[Collection entries]
--*--

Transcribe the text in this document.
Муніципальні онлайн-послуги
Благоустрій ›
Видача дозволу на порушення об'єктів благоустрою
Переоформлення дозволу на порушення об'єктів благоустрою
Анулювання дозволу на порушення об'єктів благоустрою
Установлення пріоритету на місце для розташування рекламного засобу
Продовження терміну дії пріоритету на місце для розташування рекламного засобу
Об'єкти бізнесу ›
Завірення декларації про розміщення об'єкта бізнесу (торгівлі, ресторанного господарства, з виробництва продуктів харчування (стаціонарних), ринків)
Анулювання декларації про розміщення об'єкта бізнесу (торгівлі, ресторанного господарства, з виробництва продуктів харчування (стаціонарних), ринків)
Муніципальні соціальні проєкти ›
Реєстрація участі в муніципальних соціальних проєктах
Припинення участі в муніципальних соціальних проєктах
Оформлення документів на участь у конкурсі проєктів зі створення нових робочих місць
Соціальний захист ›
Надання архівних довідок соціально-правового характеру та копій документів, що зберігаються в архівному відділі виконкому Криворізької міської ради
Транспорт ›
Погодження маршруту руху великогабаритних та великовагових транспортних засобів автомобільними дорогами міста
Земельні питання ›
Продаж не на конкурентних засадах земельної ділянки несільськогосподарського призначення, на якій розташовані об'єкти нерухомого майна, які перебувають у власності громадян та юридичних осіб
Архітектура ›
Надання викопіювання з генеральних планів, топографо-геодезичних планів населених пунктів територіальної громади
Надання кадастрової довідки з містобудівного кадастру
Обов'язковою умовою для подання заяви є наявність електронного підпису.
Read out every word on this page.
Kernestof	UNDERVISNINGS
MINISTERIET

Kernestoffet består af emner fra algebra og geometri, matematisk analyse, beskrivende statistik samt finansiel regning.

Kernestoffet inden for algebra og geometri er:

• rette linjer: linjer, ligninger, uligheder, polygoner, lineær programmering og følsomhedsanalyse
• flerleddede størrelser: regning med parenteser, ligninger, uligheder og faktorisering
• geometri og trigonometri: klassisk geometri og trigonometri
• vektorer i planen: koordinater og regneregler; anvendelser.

--*--

**Objective**
Reproduce each entry word for word.

**Exercise response**
Transcribe the text in this document.
Муніципальні онлайн-послуги
Благоустрій ›
Видача дозволу на порушення об'єктів благоустрою
Переоформлення дозволу на порушення об'єктів благоустрою
Анулювання дозволу на порушення об'єктів благоустрою
Установлення пріоритету на місце для розташування рекламного засобу
Продовження терміну дії пріоритету на місце для розташування рекламного засобу
Об'єкти бізнесу ›
Завірення декларації про розміщення об'єкта бізнесу (торгівлі, ресторанного господарства, з виробництва продуктів харчування (стаціонарних), ринків)
Анулювання декларації про розміщення об'єкта бізнесу (торгівлі, ресторанного господарства, з виробництва продуктів харчування (стаціонарних), ринків)
Муніципальні соціальні проєкти ›
Реєстрація участі в муніципальних соціальних проєктах
Припинення участі в муніципальних соціальних проєктах
Оформлення документів на участь у конкурсі проєктів зі створення нових робочих місць
Соціальний захист ›
Надання архівних довідок соціально-правового характеру та копій документів, що зберігаються в архівному відділі виконкому Криворізької міської ради
Транспорт ›
Погодження маршруту руху великогабаритних та великовагових транспортних засобів автомобільними дорогами міста
Земельні питання ›
Продаж не на конкурентних засадах земельної ділянки несільськогосподарського призначення, на якій розташовані об'єкти нерухомого майна, які перебувають у власності громадян та юридичних осіб
Архітектура ›
Надання викопіювання з генеральних планів, топографо-геодезичних планів населених пунктів територіальної громади
Надання кадастрової довідки з містобудівного кадастру
Обов'язковою умовою для подання заяви є наявність електронного підпису.
Read out every word on this page.
Kernestof	UNDERVISNINGS
MINISTERIET

Kernestoffet består af emner fra algebra og geometri, matematisk analyse, beskrivende statistik samt finansiel regning.

Kernestoffet inden for algebra og geometri er:

• rette linjer: linjer, ligninger, uligheder, polygoner, lineær programmering og følsomhedsanalyse
• flerleddede størrelser: regning med parenteser, ligninger, uligheder og faktorisering
• geometri og trigonometri: klassisk geometri og trigonometri
• vektorer i planen: koordinater og regneregler; anvendelser.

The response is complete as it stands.